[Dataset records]
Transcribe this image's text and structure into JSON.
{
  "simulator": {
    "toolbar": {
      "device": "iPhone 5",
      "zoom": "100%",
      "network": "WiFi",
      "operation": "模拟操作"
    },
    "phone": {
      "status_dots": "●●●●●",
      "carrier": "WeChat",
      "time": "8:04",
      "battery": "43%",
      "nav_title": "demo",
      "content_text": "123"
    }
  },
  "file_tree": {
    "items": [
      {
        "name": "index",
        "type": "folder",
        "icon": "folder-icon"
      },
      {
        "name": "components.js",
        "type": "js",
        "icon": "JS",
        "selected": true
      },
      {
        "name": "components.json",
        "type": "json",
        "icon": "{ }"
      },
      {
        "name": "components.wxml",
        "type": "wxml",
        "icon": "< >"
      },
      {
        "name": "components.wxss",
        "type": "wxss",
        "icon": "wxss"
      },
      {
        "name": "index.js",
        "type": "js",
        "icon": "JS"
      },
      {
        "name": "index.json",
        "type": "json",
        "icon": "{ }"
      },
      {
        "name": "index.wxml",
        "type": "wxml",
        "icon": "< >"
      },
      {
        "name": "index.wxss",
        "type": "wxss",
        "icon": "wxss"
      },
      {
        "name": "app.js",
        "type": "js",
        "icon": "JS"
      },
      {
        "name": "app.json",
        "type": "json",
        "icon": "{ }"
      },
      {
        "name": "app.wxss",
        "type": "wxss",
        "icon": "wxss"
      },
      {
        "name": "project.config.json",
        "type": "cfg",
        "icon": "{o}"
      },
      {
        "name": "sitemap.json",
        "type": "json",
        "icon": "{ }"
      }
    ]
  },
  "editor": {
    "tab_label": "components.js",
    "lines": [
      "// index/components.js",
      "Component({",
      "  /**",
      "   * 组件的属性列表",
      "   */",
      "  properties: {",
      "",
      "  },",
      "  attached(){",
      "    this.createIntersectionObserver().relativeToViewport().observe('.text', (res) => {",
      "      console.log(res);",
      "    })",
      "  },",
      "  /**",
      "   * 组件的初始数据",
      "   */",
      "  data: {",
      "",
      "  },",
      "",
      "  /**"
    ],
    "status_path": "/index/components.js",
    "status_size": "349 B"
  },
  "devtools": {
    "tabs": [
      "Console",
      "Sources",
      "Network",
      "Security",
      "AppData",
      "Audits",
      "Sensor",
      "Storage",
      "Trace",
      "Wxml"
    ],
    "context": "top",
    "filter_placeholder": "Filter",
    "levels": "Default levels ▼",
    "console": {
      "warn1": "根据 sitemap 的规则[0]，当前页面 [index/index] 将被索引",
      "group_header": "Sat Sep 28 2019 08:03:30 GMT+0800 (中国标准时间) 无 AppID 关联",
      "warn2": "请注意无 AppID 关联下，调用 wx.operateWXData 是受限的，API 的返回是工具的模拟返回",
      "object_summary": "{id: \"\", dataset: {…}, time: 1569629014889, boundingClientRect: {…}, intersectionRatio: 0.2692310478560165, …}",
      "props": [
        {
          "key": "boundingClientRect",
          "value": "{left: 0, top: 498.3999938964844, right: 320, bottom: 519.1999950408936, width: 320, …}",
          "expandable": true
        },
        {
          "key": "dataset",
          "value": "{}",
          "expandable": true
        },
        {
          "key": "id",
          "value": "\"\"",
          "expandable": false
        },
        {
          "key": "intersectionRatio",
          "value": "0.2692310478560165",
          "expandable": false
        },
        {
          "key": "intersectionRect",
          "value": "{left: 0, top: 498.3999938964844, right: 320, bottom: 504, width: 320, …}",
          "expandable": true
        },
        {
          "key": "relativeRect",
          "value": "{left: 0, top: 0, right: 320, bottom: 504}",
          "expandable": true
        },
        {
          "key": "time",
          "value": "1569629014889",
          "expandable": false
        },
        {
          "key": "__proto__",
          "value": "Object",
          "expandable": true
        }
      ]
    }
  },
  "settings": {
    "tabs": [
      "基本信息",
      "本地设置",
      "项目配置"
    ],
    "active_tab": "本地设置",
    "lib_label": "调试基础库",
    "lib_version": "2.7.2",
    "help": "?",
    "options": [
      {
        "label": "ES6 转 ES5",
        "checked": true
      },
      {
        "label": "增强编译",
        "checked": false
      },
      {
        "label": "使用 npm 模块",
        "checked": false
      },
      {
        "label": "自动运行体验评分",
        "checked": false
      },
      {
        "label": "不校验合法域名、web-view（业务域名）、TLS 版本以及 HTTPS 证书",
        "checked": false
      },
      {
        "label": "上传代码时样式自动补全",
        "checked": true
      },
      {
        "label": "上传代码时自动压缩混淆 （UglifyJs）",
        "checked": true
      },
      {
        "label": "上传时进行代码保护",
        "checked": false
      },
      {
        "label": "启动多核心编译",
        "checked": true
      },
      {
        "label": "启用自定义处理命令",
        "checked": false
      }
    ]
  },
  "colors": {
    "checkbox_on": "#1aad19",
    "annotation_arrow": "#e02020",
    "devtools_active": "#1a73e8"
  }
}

...

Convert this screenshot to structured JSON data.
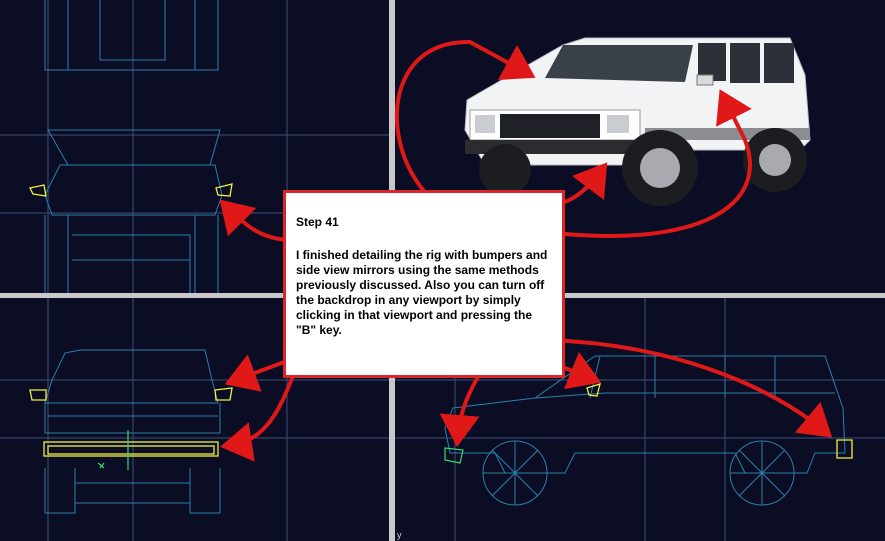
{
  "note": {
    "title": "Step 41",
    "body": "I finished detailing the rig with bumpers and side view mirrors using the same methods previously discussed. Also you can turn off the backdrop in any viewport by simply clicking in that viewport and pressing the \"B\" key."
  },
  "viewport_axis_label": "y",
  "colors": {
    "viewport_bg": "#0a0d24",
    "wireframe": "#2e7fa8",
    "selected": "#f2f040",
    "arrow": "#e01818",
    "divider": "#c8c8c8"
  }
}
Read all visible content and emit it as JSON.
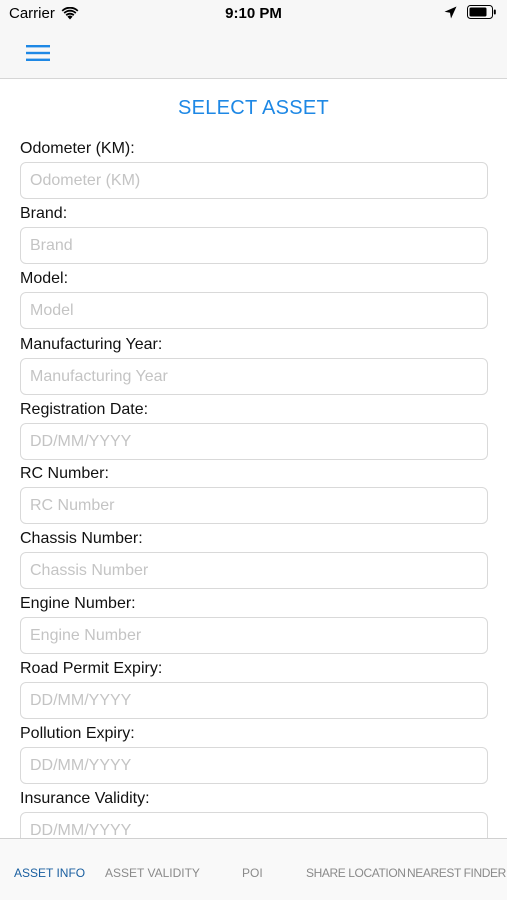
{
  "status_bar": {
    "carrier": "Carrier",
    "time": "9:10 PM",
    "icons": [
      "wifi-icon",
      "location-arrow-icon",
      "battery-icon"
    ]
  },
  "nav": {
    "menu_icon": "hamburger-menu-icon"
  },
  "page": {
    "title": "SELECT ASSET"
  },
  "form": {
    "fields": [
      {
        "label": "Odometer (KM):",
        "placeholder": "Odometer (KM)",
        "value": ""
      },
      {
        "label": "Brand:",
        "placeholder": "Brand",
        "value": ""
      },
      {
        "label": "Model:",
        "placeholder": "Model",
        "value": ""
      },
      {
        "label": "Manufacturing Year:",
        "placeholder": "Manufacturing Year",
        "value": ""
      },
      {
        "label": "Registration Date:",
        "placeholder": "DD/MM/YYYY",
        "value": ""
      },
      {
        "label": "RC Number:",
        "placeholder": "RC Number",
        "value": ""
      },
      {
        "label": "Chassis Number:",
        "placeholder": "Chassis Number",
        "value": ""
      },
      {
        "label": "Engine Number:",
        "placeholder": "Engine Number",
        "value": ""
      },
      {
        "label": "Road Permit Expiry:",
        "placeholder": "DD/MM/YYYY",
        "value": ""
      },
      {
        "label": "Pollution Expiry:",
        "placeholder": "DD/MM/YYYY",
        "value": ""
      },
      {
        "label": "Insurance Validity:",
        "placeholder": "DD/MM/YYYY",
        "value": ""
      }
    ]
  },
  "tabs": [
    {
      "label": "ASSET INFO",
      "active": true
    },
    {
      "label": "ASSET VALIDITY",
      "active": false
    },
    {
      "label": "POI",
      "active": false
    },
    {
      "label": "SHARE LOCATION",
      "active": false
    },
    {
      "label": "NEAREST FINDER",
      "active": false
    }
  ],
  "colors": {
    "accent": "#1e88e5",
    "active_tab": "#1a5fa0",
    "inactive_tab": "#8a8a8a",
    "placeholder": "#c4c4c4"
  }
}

# [What the exercise asks]
In the entries above, identify every line with the word "ASSET". Copy those lines.

# [Result of the task]
    "title": "SELECT ASSET"
      "label": "ASSET INFO",
      "label": "ASSET VALIDITY",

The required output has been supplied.